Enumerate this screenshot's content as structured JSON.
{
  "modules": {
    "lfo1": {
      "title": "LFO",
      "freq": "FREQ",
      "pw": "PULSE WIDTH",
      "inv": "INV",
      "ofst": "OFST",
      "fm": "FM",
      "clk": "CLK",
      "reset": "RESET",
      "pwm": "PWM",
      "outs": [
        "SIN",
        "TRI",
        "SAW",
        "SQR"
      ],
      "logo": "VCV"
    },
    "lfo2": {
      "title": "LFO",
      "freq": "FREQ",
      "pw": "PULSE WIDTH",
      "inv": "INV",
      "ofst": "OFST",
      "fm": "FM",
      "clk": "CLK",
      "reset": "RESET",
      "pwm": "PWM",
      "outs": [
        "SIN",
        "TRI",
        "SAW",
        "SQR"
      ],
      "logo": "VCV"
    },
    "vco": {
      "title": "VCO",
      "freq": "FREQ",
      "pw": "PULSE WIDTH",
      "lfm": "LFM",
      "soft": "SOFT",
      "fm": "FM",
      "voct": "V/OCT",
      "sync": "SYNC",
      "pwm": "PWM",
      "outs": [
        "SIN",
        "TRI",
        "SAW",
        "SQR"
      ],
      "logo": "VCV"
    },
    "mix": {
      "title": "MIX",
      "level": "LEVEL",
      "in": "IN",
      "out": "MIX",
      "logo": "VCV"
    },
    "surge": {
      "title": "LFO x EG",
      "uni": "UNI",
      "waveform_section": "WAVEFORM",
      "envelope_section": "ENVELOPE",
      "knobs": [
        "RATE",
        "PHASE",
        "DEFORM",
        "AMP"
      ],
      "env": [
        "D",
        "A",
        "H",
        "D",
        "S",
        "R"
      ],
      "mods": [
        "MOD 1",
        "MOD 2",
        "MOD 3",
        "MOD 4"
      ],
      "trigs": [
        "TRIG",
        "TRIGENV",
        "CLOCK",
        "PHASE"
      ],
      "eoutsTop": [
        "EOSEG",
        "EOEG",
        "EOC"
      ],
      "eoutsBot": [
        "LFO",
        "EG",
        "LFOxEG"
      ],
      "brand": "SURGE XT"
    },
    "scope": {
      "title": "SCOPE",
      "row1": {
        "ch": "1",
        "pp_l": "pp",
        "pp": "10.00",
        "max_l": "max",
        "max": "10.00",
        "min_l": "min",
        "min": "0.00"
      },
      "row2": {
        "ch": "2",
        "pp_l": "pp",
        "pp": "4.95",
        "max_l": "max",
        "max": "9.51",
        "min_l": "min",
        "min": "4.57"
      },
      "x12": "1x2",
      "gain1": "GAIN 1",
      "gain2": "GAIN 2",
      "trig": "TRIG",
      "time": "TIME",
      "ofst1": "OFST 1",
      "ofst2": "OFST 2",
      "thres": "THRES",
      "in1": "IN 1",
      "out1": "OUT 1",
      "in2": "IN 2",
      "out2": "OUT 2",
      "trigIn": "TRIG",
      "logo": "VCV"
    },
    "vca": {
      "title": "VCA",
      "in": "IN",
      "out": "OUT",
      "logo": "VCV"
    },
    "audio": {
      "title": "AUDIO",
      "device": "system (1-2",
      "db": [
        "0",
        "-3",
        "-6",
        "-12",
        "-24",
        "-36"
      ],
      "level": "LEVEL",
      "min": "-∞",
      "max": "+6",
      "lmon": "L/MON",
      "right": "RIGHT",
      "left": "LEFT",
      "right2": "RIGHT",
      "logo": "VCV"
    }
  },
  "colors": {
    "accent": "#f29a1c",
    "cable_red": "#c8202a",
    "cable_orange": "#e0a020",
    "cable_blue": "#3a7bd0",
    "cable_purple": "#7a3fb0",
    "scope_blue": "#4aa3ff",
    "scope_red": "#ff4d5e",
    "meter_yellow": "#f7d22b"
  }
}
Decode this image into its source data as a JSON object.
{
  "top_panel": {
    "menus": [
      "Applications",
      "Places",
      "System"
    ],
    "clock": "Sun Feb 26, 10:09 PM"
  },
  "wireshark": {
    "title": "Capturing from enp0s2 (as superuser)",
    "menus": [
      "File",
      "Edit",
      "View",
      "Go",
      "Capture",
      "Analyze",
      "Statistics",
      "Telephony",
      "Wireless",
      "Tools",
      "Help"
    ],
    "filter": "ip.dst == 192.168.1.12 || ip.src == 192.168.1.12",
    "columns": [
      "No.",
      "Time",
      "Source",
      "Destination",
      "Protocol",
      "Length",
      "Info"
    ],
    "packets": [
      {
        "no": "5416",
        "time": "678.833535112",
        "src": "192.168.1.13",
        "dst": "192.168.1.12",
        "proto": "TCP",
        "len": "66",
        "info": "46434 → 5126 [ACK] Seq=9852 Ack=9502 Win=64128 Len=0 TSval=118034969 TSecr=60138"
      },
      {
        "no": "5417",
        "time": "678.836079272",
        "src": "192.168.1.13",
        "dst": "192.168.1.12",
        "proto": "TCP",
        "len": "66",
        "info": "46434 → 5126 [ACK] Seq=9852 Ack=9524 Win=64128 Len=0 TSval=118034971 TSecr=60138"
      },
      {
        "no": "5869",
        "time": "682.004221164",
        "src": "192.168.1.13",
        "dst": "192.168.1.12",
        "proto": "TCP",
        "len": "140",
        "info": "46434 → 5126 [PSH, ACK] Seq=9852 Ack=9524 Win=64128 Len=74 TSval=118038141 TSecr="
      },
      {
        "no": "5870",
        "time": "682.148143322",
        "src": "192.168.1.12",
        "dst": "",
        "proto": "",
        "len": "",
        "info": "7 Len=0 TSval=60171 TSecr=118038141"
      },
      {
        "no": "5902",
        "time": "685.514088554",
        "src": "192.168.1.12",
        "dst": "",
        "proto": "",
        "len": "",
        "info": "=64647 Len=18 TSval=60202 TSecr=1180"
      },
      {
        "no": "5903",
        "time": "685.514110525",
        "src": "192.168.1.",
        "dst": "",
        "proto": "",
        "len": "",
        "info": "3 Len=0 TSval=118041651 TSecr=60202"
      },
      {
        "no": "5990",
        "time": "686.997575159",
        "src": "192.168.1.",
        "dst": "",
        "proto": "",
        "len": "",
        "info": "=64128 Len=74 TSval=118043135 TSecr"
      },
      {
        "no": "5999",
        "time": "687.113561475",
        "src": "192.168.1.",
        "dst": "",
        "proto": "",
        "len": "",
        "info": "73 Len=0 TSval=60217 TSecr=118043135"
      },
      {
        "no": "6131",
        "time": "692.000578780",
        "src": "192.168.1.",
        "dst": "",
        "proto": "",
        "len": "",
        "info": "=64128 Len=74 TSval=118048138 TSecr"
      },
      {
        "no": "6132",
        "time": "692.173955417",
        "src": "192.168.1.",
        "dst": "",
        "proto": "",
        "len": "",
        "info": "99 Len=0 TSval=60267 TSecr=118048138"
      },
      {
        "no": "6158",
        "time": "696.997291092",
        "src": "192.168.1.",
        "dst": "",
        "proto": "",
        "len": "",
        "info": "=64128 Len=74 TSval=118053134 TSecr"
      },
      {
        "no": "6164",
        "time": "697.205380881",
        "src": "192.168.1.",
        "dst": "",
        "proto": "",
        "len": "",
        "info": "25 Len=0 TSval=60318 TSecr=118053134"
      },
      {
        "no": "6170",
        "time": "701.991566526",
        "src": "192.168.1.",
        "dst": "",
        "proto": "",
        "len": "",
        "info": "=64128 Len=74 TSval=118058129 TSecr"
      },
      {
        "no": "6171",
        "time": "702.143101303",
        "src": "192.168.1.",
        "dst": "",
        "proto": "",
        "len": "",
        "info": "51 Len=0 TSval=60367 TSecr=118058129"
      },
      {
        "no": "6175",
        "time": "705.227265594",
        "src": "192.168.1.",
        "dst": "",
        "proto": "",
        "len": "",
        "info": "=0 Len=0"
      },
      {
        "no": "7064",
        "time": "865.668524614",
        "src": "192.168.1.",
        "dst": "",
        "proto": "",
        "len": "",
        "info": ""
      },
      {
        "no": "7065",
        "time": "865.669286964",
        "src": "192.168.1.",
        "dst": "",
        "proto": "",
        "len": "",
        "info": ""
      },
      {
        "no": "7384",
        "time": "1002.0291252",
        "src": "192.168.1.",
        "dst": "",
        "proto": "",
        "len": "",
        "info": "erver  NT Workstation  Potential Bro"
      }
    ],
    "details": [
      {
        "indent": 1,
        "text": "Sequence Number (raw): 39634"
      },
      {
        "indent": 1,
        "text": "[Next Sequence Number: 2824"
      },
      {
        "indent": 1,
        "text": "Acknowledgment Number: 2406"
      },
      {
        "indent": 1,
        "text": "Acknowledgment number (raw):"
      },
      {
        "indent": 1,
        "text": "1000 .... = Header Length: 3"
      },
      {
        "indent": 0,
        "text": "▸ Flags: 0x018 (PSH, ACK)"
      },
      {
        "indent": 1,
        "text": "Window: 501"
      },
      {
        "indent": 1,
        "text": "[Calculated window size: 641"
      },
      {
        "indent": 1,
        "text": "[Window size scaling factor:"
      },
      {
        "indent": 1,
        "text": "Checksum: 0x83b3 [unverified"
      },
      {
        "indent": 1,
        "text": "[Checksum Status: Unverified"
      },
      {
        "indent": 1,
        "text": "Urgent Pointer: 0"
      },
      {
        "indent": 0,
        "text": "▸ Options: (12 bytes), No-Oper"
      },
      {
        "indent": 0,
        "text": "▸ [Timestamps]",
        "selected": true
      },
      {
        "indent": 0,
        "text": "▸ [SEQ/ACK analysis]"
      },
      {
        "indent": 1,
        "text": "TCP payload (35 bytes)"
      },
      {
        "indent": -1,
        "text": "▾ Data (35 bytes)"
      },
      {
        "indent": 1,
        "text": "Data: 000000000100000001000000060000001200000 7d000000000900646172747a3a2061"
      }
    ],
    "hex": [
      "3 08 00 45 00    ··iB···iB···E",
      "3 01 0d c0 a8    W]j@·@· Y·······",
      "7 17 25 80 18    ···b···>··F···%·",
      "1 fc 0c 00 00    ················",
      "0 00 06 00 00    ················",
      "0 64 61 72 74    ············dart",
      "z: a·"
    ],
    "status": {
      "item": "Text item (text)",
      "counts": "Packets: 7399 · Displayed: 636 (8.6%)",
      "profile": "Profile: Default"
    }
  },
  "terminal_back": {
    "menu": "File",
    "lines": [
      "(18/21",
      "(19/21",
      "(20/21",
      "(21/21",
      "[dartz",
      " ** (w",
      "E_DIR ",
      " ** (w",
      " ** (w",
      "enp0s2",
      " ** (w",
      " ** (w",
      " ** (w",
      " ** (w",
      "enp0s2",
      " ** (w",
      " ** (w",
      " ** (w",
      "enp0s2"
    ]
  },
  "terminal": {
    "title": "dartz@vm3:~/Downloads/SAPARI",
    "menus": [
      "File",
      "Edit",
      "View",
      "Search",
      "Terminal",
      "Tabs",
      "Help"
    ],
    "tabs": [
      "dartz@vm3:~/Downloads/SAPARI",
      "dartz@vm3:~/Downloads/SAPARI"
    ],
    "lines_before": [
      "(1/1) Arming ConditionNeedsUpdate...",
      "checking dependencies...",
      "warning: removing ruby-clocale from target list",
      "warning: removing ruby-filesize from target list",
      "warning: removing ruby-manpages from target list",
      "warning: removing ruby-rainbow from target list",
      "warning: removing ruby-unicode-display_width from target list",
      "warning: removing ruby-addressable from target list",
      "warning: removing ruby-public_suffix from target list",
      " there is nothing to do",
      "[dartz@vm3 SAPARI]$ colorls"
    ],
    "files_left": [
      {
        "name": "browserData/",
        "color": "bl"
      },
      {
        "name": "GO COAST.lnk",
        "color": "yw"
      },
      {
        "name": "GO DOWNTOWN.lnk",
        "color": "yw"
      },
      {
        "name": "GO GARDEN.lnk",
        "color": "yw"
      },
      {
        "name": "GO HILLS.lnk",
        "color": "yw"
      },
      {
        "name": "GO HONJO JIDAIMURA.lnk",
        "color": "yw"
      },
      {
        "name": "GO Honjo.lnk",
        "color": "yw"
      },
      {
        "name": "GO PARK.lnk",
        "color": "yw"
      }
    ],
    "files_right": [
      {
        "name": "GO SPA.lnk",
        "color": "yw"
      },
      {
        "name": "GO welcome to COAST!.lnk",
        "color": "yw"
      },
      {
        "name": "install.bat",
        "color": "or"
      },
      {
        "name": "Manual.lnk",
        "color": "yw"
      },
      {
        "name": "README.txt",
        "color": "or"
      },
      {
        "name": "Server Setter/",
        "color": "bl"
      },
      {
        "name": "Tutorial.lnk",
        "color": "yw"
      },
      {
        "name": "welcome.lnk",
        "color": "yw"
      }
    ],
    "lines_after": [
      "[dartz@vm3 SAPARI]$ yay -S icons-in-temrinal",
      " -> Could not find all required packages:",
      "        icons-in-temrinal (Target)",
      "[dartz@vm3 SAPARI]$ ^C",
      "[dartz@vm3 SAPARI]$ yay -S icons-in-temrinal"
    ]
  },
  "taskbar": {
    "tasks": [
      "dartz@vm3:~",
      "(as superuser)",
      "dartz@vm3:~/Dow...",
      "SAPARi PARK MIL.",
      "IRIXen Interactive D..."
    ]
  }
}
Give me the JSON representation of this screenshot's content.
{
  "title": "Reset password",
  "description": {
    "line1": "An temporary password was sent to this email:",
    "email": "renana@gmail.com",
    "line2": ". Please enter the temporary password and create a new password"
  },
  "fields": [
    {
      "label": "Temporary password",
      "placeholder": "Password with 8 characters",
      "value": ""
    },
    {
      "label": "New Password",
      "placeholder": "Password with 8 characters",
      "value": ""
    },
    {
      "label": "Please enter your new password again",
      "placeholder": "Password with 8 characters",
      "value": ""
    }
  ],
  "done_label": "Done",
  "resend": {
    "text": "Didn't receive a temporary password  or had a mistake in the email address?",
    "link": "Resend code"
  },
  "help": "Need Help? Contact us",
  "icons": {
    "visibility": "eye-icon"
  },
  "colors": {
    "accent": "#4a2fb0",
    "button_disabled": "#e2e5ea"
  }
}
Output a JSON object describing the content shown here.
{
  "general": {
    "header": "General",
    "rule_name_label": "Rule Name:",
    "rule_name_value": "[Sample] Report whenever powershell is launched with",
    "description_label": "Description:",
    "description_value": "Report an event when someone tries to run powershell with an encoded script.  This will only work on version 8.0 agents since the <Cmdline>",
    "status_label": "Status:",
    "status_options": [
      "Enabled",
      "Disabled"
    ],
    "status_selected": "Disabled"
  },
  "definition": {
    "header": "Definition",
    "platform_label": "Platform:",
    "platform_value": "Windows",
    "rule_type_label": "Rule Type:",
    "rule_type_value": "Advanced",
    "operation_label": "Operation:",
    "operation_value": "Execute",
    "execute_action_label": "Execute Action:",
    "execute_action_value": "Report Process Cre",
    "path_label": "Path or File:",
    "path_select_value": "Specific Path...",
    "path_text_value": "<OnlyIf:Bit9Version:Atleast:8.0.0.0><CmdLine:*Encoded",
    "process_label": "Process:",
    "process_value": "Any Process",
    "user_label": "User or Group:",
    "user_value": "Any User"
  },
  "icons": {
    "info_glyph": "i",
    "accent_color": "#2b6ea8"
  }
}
_ _ _ _ _ _ _
▸ WORK TO DO
Copy out each line that contains the word "Report".

▸ FULL ANSWER
    "rule_name_value": "[Sample] Report whenever powershell is launched with",
    "description_value": "Report an event when someone tries to run powershell with an encoded script.  This will only work on version 8.0 agents since the <Cmdline>",
    "execute_action_value": "Report Process Cre",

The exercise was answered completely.